Task directions »
Gather up all lines that carry the word "screenshot".

+-------+

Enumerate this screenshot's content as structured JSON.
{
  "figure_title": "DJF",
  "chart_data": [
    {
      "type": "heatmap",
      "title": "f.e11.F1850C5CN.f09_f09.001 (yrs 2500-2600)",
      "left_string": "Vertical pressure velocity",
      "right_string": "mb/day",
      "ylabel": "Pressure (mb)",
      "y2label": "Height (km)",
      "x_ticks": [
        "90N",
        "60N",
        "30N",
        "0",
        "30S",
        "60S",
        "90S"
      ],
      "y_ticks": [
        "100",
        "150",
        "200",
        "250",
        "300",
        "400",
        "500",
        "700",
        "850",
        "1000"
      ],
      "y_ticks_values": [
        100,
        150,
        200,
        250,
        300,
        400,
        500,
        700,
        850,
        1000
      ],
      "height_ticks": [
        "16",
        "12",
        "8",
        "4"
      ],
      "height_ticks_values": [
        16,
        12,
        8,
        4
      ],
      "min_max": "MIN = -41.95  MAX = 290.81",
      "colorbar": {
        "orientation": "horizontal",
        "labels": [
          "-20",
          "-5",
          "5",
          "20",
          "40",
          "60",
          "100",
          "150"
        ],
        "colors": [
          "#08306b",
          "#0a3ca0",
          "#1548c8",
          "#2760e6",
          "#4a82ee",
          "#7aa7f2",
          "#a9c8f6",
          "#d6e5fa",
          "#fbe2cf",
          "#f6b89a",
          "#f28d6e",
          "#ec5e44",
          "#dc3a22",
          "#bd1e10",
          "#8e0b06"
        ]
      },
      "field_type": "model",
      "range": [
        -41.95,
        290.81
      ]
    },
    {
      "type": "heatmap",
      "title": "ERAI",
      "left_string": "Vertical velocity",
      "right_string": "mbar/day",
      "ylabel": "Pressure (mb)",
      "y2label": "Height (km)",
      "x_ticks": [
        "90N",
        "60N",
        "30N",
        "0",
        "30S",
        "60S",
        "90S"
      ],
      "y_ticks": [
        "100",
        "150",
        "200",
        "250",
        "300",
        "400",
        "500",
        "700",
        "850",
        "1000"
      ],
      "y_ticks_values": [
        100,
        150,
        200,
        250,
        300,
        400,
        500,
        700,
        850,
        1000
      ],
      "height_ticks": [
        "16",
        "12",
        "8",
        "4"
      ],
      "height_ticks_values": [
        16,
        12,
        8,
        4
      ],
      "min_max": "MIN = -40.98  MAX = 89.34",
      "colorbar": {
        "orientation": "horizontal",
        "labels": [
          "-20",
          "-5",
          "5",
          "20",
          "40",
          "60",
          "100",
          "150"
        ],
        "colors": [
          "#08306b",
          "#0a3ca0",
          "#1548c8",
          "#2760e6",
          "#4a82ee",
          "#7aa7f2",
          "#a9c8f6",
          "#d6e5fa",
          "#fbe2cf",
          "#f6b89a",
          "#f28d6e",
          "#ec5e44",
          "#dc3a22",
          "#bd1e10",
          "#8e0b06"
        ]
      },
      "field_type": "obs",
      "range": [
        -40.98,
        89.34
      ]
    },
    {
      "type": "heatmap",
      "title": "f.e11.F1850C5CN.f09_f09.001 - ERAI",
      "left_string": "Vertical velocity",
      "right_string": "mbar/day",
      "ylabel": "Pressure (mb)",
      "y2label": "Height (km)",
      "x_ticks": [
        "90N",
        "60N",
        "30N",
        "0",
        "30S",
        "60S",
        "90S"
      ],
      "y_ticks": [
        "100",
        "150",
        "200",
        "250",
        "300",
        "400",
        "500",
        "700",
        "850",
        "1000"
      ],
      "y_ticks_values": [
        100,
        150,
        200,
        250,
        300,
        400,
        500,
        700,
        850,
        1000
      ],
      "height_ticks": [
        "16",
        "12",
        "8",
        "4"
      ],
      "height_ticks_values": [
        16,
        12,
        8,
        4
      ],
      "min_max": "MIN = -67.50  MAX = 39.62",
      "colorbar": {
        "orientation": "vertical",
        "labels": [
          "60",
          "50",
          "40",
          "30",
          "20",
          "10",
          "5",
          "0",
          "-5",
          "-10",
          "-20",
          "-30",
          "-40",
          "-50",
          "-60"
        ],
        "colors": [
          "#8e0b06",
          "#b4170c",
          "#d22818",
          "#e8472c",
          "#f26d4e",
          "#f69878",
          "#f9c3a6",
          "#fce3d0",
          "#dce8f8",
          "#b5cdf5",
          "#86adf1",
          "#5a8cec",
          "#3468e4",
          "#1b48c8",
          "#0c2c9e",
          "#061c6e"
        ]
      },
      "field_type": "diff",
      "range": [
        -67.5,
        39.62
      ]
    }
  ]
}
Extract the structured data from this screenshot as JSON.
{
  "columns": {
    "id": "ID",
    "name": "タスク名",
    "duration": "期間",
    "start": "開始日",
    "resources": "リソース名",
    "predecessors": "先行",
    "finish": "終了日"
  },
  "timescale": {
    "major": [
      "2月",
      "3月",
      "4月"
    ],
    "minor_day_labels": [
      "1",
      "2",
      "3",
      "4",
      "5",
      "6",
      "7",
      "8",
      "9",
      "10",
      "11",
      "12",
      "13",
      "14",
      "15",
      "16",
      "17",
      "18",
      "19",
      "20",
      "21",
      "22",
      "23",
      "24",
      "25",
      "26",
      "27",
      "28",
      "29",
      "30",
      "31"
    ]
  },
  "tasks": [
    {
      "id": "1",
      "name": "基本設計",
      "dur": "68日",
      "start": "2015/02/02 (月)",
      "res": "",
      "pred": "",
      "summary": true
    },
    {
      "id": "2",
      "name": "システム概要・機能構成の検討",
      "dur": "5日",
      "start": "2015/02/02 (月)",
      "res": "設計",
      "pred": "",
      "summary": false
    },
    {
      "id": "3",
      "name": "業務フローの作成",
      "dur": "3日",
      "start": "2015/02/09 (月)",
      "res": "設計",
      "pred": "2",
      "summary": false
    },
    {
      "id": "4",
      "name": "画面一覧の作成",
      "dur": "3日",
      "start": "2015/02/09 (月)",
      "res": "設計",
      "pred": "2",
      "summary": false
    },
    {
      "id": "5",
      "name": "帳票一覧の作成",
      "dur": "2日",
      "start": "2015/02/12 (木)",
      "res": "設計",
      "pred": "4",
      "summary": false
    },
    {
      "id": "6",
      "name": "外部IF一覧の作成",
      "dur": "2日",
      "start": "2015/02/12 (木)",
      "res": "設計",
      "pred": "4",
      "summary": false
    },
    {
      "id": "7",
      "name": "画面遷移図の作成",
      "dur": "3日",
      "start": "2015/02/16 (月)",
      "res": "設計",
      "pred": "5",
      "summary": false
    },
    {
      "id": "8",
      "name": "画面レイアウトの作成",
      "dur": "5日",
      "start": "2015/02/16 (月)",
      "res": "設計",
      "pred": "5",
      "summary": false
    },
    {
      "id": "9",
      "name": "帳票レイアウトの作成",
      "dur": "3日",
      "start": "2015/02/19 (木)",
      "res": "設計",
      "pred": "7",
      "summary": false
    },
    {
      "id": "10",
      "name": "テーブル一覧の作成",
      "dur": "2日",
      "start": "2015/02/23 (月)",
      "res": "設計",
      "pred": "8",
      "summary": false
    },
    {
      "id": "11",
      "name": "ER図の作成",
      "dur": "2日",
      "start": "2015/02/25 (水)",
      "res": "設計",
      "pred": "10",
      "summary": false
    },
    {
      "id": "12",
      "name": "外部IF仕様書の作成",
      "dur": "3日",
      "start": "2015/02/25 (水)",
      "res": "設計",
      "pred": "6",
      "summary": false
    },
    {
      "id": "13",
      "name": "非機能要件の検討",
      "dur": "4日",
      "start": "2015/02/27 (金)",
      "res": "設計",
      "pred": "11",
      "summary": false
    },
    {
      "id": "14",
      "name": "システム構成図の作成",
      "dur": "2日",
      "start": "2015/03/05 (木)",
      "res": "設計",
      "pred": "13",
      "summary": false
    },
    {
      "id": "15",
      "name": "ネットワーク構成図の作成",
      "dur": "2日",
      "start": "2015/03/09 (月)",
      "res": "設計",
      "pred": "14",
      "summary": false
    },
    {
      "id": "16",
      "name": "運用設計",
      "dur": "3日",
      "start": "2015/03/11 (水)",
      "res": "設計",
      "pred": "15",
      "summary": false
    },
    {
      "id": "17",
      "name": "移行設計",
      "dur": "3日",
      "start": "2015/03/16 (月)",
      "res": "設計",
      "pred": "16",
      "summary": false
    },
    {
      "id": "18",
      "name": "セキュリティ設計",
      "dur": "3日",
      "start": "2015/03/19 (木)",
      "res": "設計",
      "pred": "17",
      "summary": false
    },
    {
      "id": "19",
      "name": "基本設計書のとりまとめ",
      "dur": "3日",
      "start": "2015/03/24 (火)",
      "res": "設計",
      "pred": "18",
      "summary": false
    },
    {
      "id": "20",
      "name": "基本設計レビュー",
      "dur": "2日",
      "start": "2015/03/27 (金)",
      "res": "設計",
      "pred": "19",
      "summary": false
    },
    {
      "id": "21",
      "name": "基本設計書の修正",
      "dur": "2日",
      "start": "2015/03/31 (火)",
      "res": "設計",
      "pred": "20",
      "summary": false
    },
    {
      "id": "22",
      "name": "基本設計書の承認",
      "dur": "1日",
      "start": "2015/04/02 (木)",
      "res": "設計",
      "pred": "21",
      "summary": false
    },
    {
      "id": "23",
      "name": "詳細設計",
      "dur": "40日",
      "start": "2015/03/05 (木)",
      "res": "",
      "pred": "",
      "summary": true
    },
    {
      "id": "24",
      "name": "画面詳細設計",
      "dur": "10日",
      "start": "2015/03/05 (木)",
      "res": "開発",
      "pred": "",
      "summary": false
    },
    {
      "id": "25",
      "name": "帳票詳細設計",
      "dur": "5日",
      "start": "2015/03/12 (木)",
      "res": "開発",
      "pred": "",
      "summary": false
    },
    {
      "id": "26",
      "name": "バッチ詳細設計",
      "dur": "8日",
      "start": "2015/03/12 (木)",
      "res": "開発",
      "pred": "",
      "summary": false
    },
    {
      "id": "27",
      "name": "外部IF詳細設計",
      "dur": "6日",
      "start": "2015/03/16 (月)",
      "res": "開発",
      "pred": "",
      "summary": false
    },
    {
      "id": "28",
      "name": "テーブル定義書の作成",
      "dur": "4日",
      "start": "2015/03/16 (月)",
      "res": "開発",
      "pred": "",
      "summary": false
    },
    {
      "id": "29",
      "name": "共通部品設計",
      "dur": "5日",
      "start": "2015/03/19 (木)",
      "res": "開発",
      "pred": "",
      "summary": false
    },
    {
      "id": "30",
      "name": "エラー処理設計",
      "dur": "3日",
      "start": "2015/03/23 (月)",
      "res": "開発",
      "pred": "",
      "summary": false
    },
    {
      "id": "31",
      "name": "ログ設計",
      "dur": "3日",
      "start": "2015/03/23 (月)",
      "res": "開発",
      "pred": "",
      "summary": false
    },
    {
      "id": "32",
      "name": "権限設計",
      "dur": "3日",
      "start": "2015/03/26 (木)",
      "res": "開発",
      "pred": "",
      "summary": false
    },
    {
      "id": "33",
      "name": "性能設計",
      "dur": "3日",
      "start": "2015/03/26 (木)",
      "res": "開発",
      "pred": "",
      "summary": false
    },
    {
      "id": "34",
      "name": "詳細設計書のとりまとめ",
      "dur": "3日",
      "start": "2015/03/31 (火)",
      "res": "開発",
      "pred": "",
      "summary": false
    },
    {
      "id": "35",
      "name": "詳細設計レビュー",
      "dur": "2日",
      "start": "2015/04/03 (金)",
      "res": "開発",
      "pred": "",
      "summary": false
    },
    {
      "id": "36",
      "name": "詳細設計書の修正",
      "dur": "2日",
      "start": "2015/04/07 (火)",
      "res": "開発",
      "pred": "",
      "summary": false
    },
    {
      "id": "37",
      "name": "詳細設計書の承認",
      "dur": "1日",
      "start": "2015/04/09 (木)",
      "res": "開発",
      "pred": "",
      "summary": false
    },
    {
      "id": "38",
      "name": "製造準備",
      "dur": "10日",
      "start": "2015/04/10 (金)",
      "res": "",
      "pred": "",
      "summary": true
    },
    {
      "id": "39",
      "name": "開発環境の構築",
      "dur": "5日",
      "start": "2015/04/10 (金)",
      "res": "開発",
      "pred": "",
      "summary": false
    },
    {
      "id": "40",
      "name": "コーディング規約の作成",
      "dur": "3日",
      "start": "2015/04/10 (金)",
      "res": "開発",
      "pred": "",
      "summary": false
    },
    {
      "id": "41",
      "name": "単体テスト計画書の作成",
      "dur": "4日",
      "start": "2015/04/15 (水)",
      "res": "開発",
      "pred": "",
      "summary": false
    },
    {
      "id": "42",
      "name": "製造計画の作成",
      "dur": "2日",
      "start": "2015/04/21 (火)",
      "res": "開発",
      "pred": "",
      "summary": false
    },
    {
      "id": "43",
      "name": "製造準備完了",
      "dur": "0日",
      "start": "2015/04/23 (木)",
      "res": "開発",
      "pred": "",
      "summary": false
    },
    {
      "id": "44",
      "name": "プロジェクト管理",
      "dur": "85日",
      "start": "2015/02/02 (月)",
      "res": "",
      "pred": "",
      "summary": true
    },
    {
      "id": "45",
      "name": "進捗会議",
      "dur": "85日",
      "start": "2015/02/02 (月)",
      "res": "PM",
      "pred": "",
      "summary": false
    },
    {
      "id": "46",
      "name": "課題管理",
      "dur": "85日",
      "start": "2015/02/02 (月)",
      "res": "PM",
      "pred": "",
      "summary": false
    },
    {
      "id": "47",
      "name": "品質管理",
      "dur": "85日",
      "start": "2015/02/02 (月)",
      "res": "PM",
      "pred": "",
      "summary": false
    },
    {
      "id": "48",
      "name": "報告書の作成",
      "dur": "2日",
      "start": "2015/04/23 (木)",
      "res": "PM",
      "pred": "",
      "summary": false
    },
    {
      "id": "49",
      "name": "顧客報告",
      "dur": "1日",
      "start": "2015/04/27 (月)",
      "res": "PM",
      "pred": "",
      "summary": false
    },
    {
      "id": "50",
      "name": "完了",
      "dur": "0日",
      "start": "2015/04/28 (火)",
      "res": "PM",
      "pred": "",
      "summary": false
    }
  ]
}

+-------+

Answer to this task »
Enumerate this screenshot's content as structured JSON.
Extract the structured data from this screenshot as JSON.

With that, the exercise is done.